Request
Restate every line of the material, word for word.

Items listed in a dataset
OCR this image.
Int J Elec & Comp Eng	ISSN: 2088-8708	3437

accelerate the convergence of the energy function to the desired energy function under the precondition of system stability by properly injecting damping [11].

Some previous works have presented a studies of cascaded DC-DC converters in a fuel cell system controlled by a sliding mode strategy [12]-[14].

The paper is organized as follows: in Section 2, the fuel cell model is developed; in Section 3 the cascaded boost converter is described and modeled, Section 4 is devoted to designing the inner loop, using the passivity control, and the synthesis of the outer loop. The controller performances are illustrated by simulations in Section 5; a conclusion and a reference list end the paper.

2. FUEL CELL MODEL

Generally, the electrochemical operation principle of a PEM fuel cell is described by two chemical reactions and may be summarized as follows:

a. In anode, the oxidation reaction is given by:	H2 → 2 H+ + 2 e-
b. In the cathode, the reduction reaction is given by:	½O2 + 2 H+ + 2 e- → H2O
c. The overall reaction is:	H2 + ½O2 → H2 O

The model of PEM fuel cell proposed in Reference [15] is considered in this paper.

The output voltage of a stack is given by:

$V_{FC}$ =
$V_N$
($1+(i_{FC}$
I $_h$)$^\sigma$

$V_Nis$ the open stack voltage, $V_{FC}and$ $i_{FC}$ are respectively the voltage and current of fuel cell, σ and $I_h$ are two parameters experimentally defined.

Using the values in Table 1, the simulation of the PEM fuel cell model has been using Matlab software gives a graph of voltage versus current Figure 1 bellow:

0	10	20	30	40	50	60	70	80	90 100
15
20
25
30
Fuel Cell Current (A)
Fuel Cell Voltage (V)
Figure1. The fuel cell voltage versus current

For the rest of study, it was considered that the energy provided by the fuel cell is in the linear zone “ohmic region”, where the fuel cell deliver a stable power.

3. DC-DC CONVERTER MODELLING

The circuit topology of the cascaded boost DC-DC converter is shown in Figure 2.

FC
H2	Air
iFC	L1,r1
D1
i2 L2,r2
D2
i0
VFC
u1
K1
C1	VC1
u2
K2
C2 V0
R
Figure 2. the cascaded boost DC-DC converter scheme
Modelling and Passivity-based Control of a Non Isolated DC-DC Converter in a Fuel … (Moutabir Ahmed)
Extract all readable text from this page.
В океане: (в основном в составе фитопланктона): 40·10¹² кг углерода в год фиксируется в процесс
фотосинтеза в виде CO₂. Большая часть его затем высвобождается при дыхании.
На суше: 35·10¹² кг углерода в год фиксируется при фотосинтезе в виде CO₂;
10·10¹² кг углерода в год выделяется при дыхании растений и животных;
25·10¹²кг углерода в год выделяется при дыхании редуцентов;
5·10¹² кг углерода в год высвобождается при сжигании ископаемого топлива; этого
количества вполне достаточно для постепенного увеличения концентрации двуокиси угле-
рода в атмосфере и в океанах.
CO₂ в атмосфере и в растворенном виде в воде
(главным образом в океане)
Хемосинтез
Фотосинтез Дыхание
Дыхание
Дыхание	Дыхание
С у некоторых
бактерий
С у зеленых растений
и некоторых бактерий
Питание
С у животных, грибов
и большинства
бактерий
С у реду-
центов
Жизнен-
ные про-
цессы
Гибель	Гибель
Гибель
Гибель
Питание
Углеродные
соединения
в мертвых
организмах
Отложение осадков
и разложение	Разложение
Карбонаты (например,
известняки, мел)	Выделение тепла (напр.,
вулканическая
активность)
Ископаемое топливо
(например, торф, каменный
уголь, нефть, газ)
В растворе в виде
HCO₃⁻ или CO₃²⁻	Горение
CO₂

Complete response
OCR this image.
Int J Elec & Comp Eng	ISSN: 2088-8708	3437

accelerate the convergence of the energy function to the desired energy function under the precondition of system stability by properly injecting damping [11].

Some previous works have presented a studies of cascaded DC-DC converters in a fuel cell system controlled by a sliding mode strategy [12]-[14].

The paper is organized as follows: in Section 2, the fuel cell model is developed; in Section 3 the cascaded boost converter is described and modeled, Section 4 is devoted to designing the inner loop, using the passivity control, and the synthesis of the outer loop. The controller performances are illustrated by simulations in Section 5; a conclusion and a reference list end the paper.

2. FUEL CELL MODEL

Generally, the electrochemical operation principle of a PEM fuel cell is described by two chemical reactions and may be summarized as follows:

a. In anode, the oxidation reaction is given by:	H2 → 2 H+ + 2 e-
b. In the cathode, the reduction reaction is given by:	½O2 + 2 H+ + 2 e- → H2O
c. The overall reaction is:	H2 + ½O2 → H2 O

The model of PEM fuel cell proposed in Reference [15] is considered in this paper.

The output voltage of a stack is given by:

$V_{FC}$ =
$V_N$
($1+(i_{FC}$
I $_h$)$^\sigma$

$V_Nis$ the open stack voltage, $V_{FC}and$ $i_{FC}$ are respectively the voltage and current of fuel cell, σ and $I_h$ are two parameters experimentally defined.

Using the values in Table 1, the simulation of the PEM fuel cell model has been using Matlab software gives a graph of voltage versus current Figure 1 bellow:

0	10	20	30	40	50	60	70	80	90 100
15
20
25
30
Fuel Cell Current (A)
Fuel Cell Voltage (V)
Figure1. The fuel cell voltage versus current

For the rest of study, it was considered that the energy provided by the fuel cell is in the linear zone “ohmic region”, where the fuel cell deliver a stable power.

3. DC-DC CONVERTER MODELLING

The circuit topology of the cascaded boost DC-DC converter is shown in Figure 2.

FC
H2	Air
iFC	L1,r1
D1
i2 L2,r2
D2
i0
VFC
u1
K1
C1	VC1
u2
K2
C2 V0
R
Figure 2. the cascaded boost DC-DC converter scheme
Modelling and Passivity-based Control of a Non Isolated DC-DC Converter in a Fuel … (Moutabir Ahmed)
Extract all readable text from this page.
В океане: (в основном в составе фитопланктона): 40·10¹² кг углерода в год фиксируется в процесс
фотосинтеза в виде CO₂. Большая часть его затем высвобождается при дыхании.
На суше: 35·10¹² кг углерода в год фиксируется при фотосинтезе в виде CO₂;
10·10¹² кг углерода в год выделяется при дыхании растений и животных;
25·10¹²кг углерода в год выделяется при дыхании редуцентов;
5·10¹² кг углерода в год высвобождается при сжигании ископаемого топлива; этого
количества вполне достаточно для постепенного увеличения концентрации двуокиси угле-
рода в атмосфере и в океанах.
CO₂ в атмосфере и в растворенном виде в воде
(главным образом в океане)
Хемосинтез
Фотосинтез Дыхание
Дыхание
Дыхание	Дыхание
С у некоторых
бактерий
С у зеленых растений
и некоторых бактерий
Питание
С у животных, грибов
и большинства
бактерий
С у реду-
центов
Жизнен-
ные про-
цессы
Гибель	Гибель
Гибель
Гибель
Питание
Углеродные
соединения
в мертвых
организмах
Отложение осадков
и разложение	Разложение
Карбонаты (например,
известняки, мел)	Выделение тепла (напр.,
вулканическая
активность)
Ископаемое топливо
(например, торф, каменный
уголь, нефть, газ)
В растворе в виде
HCO₃⁻ или CO₃²⁻	Горение
CO₂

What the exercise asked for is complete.